Document excerpt
○ ○ ○ ○ ○ ○ ○

I gave this patch a try on my TS 29113 last night.  Changing the error 
messages kind of screwed up my list of FAILs, but I did see that it also 
caught some invalid character arguments in 
interoperability/typecodes-scalar.f90 and 
interoperability/typecodes-scalar-ext.f90 (which are already broken by 2 
other major gfortran bugs I still need to file PRs for).  :-S

I haven't tried to review the patch WRT correctness with the 
requirements of the standard yet, but I have a few nits about error 
messages....

> +		  /* F2018, 18.3.6 (6).  */
> +		  if (!sym->ts.deferred)
> +		    {
> +		      gfc_error ("Allocatable and pointer character dummy "
> +				 "argument %qs at %L must have deferred length "

○ ○ ○ ○ ○ ○ ○

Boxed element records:
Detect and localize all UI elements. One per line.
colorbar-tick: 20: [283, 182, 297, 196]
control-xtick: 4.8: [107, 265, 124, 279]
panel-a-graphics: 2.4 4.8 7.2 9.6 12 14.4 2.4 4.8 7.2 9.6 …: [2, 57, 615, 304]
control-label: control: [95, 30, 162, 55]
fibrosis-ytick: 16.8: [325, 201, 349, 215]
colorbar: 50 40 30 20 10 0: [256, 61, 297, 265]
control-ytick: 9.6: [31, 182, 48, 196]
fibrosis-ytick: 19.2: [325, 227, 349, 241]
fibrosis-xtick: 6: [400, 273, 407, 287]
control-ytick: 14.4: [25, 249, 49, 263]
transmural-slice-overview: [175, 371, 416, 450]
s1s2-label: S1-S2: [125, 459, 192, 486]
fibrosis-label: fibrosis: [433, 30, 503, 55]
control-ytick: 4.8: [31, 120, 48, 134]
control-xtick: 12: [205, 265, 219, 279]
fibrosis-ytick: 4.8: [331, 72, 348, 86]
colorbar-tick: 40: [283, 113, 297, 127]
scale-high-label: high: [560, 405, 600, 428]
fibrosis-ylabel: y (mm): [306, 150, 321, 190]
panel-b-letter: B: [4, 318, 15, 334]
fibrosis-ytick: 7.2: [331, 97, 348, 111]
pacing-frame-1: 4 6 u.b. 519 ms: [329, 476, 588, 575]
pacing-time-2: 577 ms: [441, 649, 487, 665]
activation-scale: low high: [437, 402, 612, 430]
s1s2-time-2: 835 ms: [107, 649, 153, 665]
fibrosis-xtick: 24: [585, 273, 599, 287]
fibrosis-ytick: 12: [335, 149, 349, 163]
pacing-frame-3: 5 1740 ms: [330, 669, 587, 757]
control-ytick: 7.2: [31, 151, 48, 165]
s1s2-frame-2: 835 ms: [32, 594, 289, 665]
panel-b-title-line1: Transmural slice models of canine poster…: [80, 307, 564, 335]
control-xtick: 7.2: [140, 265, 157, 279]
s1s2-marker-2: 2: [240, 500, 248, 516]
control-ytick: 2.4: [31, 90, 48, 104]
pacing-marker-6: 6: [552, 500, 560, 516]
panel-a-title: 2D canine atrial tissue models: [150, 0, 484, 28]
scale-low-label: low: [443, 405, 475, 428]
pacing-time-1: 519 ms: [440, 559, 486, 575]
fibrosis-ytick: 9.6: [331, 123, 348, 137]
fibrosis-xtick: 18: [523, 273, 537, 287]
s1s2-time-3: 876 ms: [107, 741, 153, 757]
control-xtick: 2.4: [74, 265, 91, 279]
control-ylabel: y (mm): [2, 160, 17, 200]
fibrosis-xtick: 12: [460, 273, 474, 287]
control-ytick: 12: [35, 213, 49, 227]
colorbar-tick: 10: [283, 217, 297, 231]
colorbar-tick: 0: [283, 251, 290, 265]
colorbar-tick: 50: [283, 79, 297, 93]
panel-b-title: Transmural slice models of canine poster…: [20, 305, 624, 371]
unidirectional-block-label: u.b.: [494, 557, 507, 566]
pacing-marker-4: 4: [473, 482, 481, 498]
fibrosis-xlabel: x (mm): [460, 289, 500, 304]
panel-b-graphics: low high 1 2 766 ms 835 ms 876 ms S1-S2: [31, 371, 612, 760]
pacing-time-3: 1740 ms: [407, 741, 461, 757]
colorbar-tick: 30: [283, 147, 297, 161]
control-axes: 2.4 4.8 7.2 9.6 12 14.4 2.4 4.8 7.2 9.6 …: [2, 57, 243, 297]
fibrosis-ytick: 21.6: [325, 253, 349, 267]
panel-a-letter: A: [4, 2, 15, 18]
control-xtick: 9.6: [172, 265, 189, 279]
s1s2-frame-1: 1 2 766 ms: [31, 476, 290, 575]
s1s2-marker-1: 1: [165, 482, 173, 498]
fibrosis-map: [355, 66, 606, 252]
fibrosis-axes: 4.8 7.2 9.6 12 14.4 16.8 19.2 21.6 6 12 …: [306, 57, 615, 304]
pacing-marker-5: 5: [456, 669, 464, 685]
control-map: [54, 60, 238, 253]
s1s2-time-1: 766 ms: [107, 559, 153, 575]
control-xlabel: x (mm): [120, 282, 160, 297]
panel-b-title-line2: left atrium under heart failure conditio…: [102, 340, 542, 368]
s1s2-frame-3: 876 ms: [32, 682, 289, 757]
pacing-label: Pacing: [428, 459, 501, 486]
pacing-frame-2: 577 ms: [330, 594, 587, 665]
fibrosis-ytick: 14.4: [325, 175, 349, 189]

○ ○ ○ ○ ○ ○ ○

Directive
In the patch review, rewrite the passage that opens with "I gave this" and closes with "messages....", changing "patch" to "change" throughout.

In response
I gave this change a try on my TS 29113 last night.  Changing the error 
messages kind of screwed up my list of FAILs, but I did see that it also 
caught some invalid character arguments in 
interoperability/typecodes-scalar.f90 and 
interoperability/typecodes-scalar-ext.f90 (which are already broken by 2 
other major gfortran bugs I still need to file PRs for).  :-S

I haven't tried to review the change WRT correctness with the 
requirements of the standard yet, but I have a few nits about error 
messages....